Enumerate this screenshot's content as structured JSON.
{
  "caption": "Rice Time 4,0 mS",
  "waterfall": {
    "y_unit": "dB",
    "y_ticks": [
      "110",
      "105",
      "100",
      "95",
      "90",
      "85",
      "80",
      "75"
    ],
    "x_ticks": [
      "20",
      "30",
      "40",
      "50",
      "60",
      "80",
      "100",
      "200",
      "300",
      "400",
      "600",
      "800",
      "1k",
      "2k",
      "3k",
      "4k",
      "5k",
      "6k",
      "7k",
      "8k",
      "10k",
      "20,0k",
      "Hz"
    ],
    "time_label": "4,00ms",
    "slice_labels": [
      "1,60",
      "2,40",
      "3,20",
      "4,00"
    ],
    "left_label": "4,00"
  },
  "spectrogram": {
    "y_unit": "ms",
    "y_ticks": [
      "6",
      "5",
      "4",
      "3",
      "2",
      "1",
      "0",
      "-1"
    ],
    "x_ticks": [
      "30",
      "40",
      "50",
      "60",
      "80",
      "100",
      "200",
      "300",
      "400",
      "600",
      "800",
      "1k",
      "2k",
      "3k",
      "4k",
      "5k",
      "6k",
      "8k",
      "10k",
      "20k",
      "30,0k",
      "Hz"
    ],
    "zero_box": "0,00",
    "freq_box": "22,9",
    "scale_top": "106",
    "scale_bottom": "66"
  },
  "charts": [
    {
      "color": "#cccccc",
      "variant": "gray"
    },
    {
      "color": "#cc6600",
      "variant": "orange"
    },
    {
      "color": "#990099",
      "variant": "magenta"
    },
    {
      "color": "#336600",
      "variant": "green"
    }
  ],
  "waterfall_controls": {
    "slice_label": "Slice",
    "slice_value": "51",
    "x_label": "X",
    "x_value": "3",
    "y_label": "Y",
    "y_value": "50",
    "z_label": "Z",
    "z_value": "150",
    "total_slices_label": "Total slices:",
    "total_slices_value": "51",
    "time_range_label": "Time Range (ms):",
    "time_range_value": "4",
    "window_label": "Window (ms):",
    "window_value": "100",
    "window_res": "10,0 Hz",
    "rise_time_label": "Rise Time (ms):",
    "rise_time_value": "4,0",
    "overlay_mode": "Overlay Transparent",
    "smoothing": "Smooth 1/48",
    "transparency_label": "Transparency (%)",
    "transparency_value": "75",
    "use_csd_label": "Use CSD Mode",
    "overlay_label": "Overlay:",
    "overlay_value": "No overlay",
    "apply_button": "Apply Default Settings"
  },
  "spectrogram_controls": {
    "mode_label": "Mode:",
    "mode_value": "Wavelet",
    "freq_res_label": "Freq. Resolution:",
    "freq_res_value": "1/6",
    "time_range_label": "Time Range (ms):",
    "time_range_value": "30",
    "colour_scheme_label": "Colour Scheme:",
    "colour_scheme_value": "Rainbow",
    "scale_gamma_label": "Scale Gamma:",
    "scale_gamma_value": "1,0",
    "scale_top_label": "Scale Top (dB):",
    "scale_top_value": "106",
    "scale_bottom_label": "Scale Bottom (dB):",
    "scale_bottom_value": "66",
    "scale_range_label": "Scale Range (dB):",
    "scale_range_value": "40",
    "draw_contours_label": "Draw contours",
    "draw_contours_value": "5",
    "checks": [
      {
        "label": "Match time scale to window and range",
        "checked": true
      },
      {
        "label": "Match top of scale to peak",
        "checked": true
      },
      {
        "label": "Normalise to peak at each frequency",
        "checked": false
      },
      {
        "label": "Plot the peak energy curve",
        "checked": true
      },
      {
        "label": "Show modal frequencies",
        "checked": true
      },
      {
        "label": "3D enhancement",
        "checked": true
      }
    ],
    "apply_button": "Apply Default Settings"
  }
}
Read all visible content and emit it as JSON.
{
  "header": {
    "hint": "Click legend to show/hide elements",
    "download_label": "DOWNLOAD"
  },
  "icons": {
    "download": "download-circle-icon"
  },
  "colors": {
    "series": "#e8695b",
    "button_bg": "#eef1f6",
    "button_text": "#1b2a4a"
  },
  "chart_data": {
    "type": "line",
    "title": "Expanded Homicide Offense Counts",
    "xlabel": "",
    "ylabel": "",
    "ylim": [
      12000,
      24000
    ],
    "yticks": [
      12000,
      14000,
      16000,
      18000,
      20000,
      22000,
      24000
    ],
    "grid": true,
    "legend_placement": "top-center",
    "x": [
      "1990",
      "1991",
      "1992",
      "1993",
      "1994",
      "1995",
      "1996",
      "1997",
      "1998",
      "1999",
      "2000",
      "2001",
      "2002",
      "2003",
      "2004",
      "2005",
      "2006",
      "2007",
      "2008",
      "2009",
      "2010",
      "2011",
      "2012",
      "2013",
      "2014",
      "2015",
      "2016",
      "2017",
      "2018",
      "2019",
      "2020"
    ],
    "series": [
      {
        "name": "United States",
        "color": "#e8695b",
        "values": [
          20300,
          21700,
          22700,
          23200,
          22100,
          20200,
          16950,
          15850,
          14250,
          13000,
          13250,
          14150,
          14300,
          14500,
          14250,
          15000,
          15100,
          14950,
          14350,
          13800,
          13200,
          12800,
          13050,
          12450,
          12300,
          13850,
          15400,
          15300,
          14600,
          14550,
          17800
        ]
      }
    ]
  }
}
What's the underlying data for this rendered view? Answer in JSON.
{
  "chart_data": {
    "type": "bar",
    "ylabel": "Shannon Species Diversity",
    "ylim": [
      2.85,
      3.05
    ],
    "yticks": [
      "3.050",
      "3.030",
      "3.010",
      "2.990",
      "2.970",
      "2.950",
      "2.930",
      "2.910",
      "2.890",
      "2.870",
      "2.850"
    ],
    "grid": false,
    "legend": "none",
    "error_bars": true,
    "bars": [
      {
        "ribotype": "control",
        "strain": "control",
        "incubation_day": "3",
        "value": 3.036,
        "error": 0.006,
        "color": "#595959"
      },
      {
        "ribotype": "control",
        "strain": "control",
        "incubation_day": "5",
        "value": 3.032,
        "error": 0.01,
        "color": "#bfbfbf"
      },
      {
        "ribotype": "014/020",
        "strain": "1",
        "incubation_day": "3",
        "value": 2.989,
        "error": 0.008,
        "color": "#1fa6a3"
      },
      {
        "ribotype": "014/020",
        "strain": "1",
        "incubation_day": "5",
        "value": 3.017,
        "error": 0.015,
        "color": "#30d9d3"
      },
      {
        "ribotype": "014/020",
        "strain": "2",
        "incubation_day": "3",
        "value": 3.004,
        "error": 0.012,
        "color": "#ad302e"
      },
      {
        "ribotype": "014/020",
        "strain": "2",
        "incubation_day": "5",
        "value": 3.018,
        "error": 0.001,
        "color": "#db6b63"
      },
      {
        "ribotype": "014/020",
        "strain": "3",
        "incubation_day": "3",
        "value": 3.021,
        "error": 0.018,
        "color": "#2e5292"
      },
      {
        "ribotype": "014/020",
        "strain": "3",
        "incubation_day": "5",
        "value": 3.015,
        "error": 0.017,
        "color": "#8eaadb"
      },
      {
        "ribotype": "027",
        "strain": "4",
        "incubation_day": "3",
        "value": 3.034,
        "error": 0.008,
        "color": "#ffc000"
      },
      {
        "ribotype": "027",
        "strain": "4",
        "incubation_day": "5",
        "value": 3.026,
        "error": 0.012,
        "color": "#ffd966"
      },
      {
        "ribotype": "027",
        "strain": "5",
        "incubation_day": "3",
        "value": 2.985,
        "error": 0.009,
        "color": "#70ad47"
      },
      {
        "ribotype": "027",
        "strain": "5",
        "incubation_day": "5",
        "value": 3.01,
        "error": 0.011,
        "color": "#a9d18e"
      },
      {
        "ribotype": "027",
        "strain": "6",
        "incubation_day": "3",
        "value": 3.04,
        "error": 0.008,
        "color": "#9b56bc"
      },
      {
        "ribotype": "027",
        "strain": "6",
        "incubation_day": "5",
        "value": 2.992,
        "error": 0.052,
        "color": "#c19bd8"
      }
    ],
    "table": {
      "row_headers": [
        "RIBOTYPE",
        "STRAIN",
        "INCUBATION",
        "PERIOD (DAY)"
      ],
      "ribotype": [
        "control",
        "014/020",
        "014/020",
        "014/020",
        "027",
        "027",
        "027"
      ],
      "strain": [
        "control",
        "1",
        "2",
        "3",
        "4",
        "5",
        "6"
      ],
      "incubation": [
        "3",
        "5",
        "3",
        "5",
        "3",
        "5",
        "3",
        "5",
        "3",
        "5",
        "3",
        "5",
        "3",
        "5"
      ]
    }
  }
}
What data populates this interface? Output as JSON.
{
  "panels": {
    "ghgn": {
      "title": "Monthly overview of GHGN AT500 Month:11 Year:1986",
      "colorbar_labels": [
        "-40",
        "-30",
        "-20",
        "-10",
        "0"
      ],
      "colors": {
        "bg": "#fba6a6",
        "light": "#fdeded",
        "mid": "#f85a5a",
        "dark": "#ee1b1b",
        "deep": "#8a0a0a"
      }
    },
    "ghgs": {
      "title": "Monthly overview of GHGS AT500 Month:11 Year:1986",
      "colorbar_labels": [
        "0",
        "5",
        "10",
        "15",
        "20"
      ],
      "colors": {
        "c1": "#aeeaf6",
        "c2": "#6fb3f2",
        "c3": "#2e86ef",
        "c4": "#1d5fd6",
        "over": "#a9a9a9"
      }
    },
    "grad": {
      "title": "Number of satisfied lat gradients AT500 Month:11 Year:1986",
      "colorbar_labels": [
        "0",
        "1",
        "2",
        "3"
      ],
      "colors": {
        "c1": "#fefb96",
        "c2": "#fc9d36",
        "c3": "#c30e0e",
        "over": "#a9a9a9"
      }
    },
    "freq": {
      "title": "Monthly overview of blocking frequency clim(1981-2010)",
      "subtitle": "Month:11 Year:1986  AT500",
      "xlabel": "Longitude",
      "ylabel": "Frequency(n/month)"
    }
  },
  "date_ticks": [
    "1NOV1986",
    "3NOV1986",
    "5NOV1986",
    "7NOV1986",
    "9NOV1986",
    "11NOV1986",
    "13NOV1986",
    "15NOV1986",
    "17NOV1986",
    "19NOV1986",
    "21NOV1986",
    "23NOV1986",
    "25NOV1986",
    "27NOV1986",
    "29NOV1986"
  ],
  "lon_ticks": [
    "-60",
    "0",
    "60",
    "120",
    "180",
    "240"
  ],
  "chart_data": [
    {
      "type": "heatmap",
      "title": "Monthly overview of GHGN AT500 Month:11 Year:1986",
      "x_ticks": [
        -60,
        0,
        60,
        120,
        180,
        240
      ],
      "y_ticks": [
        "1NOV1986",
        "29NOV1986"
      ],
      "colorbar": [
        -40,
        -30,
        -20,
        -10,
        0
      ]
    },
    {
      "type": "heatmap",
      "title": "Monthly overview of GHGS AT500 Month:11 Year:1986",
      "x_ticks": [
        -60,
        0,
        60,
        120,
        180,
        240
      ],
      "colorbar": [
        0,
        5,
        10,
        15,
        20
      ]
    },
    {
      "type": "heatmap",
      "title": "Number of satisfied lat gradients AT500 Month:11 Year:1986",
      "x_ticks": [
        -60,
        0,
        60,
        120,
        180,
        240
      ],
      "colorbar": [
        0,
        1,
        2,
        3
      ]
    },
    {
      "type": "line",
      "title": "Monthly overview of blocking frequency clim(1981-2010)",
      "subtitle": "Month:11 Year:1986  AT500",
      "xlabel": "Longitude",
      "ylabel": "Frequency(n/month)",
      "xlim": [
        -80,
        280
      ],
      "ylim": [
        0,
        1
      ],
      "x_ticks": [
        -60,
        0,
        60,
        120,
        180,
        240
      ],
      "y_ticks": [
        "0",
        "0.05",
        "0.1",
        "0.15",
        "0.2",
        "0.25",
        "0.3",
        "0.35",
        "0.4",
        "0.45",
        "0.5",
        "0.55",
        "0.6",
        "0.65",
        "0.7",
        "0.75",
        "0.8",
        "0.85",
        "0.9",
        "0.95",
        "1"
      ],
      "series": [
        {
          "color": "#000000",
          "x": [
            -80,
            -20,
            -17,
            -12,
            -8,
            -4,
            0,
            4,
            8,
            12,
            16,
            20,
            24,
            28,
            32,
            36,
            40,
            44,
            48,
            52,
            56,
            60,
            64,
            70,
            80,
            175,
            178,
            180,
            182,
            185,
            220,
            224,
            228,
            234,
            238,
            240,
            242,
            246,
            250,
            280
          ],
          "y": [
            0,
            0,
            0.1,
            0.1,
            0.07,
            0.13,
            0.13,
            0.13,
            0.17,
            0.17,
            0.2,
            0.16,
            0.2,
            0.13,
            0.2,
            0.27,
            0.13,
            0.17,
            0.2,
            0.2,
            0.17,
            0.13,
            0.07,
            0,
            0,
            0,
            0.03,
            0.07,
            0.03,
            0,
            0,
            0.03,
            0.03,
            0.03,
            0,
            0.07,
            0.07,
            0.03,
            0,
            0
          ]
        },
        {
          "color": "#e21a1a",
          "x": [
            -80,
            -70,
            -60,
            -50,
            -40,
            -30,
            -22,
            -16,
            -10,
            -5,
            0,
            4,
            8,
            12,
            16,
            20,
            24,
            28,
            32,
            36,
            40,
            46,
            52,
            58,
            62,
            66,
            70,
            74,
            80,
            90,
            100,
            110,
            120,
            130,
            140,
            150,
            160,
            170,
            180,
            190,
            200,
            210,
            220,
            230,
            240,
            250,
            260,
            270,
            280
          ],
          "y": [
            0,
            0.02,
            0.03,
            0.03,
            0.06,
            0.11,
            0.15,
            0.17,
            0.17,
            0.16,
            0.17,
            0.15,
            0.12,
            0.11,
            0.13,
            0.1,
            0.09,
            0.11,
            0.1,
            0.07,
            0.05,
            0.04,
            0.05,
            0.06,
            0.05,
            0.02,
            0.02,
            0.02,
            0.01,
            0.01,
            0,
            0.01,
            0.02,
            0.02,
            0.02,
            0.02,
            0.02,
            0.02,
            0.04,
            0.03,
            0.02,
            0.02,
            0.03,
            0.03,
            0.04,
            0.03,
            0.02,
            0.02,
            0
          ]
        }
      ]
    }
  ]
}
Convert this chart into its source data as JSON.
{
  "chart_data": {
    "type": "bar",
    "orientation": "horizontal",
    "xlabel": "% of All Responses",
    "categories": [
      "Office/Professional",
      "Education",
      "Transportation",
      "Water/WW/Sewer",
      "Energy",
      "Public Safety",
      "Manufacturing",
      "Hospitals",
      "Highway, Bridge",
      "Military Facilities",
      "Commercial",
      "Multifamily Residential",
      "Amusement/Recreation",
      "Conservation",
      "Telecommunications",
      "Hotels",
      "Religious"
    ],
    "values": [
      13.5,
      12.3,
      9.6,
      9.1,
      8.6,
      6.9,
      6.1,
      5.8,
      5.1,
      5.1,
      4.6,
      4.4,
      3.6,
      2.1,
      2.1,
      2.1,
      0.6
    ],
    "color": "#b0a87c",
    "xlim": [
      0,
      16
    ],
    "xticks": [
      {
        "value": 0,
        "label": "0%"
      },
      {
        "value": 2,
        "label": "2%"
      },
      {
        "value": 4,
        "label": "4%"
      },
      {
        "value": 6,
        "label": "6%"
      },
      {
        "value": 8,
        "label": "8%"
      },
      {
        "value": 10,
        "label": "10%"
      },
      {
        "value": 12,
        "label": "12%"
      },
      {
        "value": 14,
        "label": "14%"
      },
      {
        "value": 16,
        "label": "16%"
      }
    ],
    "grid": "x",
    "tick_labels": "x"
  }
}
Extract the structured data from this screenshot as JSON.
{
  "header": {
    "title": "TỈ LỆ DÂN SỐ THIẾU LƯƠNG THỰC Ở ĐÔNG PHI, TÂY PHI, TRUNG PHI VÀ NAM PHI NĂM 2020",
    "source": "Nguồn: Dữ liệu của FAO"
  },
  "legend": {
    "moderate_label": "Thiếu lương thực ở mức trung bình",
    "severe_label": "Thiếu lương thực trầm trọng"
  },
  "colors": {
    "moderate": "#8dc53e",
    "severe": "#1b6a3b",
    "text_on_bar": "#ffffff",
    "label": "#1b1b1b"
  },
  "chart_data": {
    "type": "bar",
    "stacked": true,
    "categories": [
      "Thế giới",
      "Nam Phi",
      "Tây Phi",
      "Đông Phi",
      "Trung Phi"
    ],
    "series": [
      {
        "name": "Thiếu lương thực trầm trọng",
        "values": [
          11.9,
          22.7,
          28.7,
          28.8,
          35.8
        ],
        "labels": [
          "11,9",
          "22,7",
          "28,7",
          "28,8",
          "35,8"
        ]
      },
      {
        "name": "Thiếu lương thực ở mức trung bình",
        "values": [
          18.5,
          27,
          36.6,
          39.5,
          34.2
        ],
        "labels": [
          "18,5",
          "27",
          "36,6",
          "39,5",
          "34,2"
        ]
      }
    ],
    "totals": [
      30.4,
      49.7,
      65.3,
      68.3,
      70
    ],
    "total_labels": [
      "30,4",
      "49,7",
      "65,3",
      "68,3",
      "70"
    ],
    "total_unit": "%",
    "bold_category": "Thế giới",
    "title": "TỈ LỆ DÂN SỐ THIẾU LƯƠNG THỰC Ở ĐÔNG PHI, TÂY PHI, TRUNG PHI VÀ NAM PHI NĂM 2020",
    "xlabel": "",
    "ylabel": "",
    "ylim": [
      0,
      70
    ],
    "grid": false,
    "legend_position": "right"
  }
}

AIM OF THE EXERCISE.
Tally the lines of the records holding the word "What", then give only the resulting number.

THE COMPLETED TASK.
2